Start of ROWS

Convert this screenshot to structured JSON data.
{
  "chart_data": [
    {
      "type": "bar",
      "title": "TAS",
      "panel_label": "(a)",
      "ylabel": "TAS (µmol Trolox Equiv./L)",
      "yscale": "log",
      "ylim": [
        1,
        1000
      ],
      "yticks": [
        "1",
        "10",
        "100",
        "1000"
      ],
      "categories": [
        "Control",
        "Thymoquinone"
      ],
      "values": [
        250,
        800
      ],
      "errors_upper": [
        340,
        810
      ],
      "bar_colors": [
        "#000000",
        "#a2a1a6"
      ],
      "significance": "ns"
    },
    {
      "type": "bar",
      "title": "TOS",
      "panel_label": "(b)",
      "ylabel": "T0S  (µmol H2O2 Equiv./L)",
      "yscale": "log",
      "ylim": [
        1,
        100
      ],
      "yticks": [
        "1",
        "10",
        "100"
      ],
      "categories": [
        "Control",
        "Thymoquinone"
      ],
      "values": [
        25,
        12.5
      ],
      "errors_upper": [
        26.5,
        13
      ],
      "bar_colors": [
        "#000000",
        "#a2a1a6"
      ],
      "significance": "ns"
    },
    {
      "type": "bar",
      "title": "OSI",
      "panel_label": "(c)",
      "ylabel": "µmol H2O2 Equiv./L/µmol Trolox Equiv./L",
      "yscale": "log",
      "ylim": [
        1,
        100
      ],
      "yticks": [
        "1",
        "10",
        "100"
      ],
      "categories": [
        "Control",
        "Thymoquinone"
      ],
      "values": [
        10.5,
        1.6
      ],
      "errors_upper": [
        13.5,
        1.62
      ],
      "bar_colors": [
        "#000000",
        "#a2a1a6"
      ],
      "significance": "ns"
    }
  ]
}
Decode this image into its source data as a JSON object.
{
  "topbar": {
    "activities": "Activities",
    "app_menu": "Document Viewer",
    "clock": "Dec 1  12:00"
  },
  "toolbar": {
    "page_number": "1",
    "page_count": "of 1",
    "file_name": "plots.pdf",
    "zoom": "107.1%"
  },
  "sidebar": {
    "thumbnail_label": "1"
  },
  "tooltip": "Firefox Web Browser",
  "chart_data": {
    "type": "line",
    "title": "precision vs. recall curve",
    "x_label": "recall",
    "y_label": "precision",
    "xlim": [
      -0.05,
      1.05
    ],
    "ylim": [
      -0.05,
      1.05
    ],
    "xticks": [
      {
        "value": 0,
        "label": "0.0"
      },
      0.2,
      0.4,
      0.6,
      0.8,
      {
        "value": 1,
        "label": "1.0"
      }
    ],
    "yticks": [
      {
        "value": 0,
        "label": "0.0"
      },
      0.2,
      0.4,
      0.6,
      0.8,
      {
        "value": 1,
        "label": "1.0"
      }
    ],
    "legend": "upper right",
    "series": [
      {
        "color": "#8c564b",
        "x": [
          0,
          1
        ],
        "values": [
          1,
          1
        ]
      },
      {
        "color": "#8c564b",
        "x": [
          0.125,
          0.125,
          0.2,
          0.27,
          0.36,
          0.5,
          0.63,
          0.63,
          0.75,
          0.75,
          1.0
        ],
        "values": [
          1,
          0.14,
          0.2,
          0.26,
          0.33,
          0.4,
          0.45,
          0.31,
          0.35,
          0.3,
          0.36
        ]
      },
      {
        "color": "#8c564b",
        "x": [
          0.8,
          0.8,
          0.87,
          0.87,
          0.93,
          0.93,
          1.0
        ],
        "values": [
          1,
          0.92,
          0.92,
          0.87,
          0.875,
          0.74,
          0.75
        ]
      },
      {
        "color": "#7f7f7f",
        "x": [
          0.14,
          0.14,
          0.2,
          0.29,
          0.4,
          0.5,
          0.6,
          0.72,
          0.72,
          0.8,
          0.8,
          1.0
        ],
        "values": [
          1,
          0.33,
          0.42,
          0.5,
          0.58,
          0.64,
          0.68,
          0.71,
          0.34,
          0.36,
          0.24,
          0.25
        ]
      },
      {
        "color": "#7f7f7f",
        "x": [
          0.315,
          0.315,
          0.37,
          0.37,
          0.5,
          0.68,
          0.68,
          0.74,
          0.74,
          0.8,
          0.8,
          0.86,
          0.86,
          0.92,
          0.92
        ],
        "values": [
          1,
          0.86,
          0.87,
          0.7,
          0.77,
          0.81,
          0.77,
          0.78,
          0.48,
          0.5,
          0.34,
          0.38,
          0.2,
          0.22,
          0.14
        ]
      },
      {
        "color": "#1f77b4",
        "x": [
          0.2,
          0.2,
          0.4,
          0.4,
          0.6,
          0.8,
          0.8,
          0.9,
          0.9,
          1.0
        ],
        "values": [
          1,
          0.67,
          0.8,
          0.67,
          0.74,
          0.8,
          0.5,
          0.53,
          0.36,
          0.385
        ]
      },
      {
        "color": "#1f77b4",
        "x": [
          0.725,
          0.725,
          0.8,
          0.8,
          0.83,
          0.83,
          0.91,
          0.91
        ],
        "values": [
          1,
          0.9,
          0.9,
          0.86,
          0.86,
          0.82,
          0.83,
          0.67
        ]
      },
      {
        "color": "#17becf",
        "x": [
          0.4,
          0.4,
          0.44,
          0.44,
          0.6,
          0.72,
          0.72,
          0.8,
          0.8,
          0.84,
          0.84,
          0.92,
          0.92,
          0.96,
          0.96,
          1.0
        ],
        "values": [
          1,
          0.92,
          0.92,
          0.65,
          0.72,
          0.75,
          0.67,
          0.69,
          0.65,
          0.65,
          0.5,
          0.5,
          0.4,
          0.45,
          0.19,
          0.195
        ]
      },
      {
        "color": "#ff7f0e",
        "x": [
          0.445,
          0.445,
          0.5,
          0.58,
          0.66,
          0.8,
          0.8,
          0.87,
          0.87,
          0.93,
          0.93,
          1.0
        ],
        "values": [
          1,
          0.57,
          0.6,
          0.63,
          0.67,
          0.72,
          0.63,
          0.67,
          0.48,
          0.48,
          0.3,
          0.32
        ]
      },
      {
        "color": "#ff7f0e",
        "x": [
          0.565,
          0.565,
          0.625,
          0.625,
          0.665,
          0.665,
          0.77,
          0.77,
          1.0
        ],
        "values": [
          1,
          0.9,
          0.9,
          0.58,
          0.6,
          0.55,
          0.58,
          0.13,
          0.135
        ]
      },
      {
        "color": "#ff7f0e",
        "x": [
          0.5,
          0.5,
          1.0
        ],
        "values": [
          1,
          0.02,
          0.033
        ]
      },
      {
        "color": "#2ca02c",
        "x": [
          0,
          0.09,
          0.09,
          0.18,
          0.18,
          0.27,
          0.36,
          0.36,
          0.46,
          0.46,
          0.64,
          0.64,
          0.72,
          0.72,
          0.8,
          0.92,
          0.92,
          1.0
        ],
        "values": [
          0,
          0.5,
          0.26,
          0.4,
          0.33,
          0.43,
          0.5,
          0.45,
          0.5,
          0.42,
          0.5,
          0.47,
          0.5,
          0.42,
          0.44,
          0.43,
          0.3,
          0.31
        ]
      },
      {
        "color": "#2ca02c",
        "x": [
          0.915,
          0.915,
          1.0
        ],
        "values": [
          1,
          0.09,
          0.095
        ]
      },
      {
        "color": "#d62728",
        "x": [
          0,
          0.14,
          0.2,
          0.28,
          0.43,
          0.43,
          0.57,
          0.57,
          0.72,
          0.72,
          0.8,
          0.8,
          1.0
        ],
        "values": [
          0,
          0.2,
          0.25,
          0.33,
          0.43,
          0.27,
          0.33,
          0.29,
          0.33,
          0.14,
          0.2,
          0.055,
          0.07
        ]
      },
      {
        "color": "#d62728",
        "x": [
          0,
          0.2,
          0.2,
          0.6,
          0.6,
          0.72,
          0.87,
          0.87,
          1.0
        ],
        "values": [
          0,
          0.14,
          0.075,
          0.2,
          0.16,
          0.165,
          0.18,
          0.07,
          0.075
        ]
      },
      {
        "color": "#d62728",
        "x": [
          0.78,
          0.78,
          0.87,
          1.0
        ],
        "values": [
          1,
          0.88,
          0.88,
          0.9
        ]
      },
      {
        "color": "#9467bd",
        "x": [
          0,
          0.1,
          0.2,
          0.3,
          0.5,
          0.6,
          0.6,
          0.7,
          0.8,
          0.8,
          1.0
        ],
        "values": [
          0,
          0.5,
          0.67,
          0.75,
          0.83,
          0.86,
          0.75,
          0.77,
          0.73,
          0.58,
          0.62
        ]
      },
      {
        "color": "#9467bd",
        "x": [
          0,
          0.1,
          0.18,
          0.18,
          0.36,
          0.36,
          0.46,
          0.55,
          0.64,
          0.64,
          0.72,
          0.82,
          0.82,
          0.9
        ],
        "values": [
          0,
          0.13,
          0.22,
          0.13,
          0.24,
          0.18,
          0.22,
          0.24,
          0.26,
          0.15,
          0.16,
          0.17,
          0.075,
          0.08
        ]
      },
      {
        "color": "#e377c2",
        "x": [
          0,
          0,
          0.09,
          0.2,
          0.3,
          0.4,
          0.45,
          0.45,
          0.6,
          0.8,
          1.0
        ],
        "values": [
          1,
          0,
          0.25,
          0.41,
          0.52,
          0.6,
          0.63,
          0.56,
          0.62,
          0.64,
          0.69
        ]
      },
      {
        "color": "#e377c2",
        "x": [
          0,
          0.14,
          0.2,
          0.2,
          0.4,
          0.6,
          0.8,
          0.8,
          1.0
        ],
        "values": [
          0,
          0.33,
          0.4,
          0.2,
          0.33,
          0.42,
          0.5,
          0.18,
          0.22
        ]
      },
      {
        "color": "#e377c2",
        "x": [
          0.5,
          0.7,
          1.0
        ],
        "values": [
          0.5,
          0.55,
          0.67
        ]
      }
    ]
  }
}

End of ROWS

> INSTRUCTIONS TO FOLLOW: Work through the records line by line and tally those holding "µmol". Reply with the number alone.

> EXERCISE RESULT: 3